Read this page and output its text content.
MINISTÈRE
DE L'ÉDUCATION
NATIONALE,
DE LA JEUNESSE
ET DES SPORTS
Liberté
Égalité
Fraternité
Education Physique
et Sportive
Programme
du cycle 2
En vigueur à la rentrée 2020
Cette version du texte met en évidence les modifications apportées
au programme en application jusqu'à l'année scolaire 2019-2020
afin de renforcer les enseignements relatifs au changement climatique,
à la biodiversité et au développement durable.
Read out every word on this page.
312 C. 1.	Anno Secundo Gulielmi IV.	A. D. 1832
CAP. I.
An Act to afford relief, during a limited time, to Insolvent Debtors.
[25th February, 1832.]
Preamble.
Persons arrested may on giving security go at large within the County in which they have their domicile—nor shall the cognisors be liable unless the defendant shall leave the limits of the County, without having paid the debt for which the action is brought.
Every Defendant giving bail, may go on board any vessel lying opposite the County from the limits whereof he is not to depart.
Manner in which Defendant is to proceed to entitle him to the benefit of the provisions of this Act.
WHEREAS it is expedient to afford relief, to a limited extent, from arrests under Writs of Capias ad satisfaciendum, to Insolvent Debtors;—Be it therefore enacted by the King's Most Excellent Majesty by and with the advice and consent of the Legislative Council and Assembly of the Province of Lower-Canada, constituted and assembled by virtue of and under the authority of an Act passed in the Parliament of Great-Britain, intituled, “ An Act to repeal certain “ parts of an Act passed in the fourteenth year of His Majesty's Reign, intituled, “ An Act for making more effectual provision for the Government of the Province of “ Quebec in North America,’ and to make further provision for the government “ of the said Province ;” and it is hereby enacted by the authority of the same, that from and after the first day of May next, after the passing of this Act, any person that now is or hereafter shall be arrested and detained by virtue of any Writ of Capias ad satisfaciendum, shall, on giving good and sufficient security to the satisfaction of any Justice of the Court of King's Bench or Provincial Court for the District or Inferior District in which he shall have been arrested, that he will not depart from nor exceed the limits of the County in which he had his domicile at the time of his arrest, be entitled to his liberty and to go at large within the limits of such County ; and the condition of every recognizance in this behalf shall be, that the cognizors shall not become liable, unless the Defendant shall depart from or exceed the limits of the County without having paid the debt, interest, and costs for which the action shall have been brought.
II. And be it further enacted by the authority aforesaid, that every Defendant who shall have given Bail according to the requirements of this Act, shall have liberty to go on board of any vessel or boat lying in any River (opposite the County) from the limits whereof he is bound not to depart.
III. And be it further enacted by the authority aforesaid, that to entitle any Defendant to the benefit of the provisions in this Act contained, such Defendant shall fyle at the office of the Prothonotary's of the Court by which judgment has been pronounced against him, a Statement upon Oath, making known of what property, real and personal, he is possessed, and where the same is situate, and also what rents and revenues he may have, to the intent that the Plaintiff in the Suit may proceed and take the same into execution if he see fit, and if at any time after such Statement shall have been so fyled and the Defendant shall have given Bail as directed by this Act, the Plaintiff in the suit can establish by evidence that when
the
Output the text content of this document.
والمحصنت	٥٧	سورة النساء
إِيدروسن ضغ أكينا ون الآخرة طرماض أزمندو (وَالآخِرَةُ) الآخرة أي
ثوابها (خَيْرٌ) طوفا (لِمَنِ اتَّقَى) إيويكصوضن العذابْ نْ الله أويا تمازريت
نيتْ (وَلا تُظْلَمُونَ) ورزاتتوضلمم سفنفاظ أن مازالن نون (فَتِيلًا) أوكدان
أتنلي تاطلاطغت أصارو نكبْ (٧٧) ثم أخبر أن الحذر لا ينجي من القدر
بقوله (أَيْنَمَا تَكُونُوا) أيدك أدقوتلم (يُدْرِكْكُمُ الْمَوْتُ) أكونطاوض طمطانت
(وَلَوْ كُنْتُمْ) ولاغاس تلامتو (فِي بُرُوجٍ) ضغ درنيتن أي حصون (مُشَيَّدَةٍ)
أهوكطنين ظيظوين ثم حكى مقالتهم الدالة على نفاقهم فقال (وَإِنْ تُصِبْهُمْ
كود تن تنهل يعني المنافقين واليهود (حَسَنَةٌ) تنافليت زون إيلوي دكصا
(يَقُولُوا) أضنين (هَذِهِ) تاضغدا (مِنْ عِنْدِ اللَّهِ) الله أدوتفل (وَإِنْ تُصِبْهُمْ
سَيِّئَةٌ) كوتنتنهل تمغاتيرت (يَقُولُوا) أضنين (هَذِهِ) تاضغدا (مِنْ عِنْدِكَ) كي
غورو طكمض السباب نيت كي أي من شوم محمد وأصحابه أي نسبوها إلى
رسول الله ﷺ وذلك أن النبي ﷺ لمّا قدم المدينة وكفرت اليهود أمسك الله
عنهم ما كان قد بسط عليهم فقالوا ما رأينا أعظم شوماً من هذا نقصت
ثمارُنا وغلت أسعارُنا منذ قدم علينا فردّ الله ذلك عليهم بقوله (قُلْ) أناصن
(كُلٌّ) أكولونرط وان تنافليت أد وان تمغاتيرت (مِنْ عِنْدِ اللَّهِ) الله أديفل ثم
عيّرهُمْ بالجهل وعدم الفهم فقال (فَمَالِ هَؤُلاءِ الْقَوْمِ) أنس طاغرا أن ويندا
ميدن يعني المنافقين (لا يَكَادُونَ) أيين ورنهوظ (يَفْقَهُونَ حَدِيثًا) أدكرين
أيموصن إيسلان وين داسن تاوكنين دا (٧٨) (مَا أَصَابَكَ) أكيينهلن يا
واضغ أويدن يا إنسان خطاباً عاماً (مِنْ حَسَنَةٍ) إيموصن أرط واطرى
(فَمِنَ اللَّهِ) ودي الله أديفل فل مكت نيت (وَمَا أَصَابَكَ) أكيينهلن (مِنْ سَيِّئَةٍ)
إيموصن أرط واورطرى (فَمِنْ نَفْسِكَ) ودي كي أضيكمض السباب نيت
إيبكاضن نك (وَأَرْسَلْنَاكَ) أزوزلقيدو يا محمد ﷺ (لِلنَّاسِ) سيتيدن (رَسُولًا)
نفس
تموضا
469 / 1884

════════

● The exercise: State how many lines of the listing include the word "السباب". Reply with the number alone.

● Result for this exercise: 2